Records from a collection:
* Begin *

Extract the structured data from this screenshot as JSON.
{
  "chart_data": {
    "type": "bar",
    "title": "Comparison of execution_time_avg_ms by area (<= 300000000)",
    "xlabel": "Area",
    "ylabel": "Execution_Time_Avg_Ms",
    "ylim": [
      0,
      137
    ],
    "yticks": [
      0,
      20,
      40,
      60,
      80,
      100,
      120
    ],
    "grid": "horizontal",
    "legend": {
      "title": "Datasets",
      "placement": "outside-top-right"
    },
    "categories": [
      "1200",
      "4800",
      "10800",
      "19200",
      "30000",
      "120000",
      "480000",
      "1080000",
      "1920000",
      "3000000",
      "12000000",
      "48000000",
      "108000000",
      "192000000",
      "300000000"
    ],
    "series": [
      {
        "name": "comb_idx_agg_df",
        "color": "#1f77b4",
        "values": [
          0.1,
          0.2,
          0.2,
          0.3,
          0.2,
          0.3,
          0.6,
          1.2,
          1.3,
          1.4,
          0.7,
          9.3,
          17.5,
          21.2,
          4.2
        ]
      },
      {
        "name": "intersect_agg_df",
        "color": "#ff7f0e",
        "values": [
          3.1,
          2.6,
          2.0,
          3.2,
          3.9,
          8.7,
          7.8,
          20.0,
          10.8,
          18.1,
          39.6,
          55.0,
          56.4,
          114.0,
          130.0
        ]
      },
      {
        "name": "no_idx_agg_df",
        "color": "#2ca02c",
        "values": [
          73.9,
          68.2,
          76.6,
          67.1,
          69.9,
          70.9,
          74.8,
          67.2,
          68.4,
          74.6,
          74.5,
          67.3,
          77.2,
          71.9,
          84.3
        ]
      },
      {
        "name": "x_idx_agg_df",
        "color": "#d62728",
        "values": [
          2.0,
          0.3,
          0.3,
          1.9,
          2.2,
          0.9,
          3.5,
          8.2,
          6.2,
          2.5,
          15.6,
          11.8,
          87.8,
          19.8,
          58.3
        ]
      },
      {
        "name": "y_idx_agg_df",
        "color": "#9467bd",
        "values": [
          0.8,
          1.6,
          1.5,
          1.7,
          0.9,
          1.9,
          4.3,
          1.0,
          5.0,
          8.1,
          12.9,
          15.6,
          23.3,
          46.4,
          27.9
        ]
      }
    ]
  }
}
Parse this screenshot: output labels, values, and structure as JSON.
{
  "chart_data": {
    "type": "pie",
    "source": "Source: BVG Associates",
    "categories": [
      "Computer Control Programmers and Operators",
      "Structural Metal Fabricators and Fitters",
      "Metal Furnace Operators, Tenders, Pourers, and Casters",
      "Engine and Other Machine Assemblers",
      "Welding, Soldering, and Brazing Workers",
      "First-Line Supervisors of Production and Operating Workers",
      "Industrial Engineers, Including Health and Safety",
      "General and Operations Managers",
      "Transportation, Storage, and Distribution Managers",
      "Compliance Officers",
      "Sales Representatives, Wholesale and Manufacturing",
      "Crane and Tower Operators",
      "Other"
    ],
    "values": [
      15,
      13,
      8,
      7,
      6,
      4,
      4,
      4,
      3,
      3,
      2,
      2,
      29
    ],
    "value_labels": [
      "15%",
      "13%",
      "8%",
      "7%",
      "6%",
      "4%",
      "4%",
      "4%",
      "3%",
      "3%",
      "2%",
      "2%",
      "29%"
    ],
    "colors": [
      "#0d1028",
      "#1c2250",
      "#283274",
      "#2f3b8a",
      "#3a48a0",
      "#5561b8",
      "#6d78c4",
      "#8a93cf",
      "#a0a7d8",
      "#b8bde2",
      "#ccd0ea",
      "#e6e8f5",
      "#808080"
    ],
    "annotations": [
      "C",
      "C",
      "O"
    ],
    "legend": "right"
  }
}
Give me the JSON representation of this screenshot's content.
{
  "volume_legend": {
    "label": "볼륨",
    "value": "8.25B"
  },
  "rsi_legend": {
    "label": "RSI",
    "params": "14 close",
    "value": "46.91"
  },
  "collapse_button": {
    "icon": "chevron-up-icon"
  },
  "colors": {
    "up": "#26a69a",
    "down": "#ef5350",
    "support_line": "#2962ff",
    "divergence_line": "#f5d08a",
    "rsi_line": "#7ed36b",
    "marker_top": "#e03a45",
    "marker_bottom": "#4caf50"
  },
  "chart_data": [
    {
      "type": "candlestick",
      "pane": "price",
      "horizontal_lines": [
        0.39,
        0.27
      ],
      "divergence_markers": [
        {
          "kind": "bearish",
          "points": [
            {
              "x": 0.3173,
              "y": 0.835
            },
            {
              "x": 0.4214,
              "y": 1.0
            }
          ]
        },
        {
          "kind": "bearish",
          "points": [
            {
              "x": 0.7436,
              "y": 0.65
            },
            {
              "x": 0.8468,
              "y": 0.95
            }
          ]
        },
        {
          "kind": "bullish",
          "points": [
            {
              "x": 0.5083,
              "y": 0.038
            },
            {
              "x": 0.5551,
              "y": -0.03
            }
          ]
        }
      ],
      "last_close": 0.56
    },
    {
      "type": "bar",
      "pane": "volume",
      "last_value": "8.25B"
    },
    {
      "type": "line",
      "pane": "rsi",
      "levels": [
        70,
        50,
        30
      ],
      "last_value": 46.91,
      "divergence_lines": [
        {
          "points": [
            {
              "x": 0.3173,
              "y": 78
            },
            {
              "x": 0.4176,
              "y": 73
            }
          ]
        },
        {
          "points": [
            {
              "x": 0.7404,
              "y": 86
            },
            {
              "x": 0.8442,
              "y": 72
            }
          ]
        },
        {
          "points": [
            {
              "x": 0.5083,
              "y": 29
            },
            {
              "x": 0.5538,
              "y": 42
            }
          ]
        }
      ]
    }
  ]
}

* End *

▶ _Exercise prompt_
Every entry above needs to be quoted exactly.

▶ _Response to this task_
Extract the structured data from this screenshot as JSON.
{
  "chart_data": {
    "type": "bar",
    "title": "Comparison of execution_time_avg_ms by area (<= 300000000)",
    "xlabel": "Area",
    "ylabel": "Execution_Time_Avg_Ms",
    "ylim": [
      0,
      137
    ],
    "yticks": [
      0,
      20,
      40,
      60,
      80,
      100,
      120
    ],
    "grid": "horizontal",
    "legend": {
      "title": "Datasets",
      "placement": "outside-top-right"
    },
    "categories": [
      "1200",
      "4800",
      "10800",
      "19200",
      "30000",
      "120000",
      "480000",
      "1080000",
      "1920000",
      "3000000",
      "12000000",
      "48000000",
      "108000000",
      "192000000",
      "300000000"
    ],
    "series": [
      {
        "name": "comb_idx_agg_df",
        "color": "#1f77b4",
        "values": [
          0.1,
          0.2,
          0.2,
          0.3,
          0.2,
          0.3,
          0.6,
          1.2,
          1.3,
          1.4,
          0.7,
          9.3,
          17.5,
          21.2,
          4.2
        ]
      },
      {
        "name": "intersect_agg_df",
        "color": "#ff7f0e",
        "values": [
          3.1,
          2.6,
          2.0,
          3.2,
          3.9,
          8.7,
          7.8,
          20.0,
          10.8,
          18.1,
          39.6,
          55.0,
          56.4,
          114.0,
          130.0
        ]
      },
      {
        "name": "no_idx_agg_df",
        "color": "#2ca02c",
        "values": [
          73.9,
          68.2,
          76.6,
          67.1,
          69.9,
          70.9,
          74.8,
          67.2,
          68.4,
          74.6,
          74.5,
          67.3,
          77.2,
          71.9,
          84.3
        ]
      },
      {
        "name": "x_idx_agg_df",
        "color": "#d62728",
        "values": [
          2.0,
          0.3,
          0.3,
          1.9,
          2.2,
          0.9,
          3.5,
          8.2,
          6.2,
          2.5,
          15.6,
          11.8,
          87.8,
          19.8,
          58.3
        ]
      },
      {
        "name": "y_idx_agg_df",
        "color": "#9467bd",
        "values": [
          0.8,
          1.6,
          1.5,
          1.7,
          0.9,
          1.9,
          4.3,
          1.0,
          5.0,
          8.1,
          12.9,
          15.6,
          23.3,
          46.4,
          27.9
        ]
      }
    ]
  }
}
Parse this screenshot: output labels, values, and structure as JSON.
{
  "chart_data": {
    "type": "pie",
    "source": "Source: BVG Associates",
    "categories": [
      "Computer Control Programmers and Operators",
      "Structural Metal Fabricators and Fitters",
      "Metal Furnace Operators, Tenders, Pourers, and Casters",
      "Engine and Other Machine Assemblers",
      "Welding, Soldering, and Brazing Workers",
      "First-Line Supervisors of Production and Operating Workers",
      "Industrial Engineers, Including Health and Safety",
      "General and Operations Managers",
      "Transportation, Storage, and Distribution Managers",
      "Compliance Officers",
      "Sales Representatives, Wholesale and Manufacturing",
      "Crane and Tower Operators",
      "Other"
    ],
    "values": [
      15,
      13,
      8,
      7,
      6,
      4,
      4,
      4,
      3,
      3,
      2,
      2,
      29
    ],
    "value_labels": [
      "15%",
      "13%",
      "8%",
      "7%",
      "6%",
      "4%",
      "4%",
      "4%",
      "3%",
      "3%",
      "2%",
      "2%",
      "29%"
    ],
    "colors": [
      "#0d1028",
      "#1c2250",
      "#283274",
      "#2f3b8a",
      "#3a48a0",
      "#5561b8",
      "#6d78c4",
      "#8a93cf",
      "#a0a7d8",
      "#b8bde2",
      "#ccd0ea",
      "#e6e8f5",
      "#808080"
    ],
    "annotations": [
      "C",
      "C",
      "O"
    ],
    "legend": "right"
  }
}
Give me the JSON representation of this screenshot's content.
{
  "volume_legend": {
    "label": "볼륨",
    "value": "8.25B"
  },
  "rsi_legend": {
    "label": "RSI",
    "params": "14 close",
    "value": "46.91"
  },
  "collapse_button": {
    "icon": "chevron-up-icon"
  },
  "colors": {
    "up": "#26a69a",
    "down": "#ef5350",
    "support_line": "#2962ff",
    "divergence_line": "#f5d08a",
    "rsi_line": "#7ed36b",
    "marker_top": "#e03a45",
    "marker_bottom": "#4caf50"
  },
  "chart_data": [
    {
      "type": "candlestick",
      "pane": "price",
      "horizontal_lines": [
        0.39,
        0.27
      ],
      "divergence_markers": [
        {
          "kind": "bearish",
          "points": [
            {
              "x": 0.3173,
              "y": 0.835
            },
            {
              "x": 0.4214,
              "y": 1.0
            }
          ]
        },
        {
          "kind": "bearish",
          "points": [
            {
              "x": 0.7436,
              "y": 0.65
            },
            {
              "x": 0.8468,
              "y": 0.95
            }
          ]
        },
        {
          "kind": "bullish",
          "points": [
            {
              "x": 0.5083,
              "y": 0.038
            },
            {
              "x": 0.5551,
              "y": -0.03
            }
          ]
        }
      ],
      "last_close": 0.56
    },
    {
      "type": "bar",
      "pane": "volume",
      "last_value": "8.25B"
    },
    {
      "type": "line",
      "pane": "rsi",
      "levels": [
        70,
        50,
        30
      ],
      "last_value": 46.91,
      "divergence_lines": [
        {
          "points": [
            {
              "x": 0.3173,
              "y": 78
            },
            {
              "x": 0.4176,
              "y": 73
            }
          ]
        },
        {
          "points": [
            {
              "x": 0.7404,
              "y": 86
            },
            {
              "x": 0.8442,
              "y": 72
            }
          ]
        },
        {
          "points": [
            {
              "x": 0.5083,
              "y": 29
            },
            {
              "x": 0.5538,
              "y": 42
            }
          ]
        }
      ]
    }
  ]
}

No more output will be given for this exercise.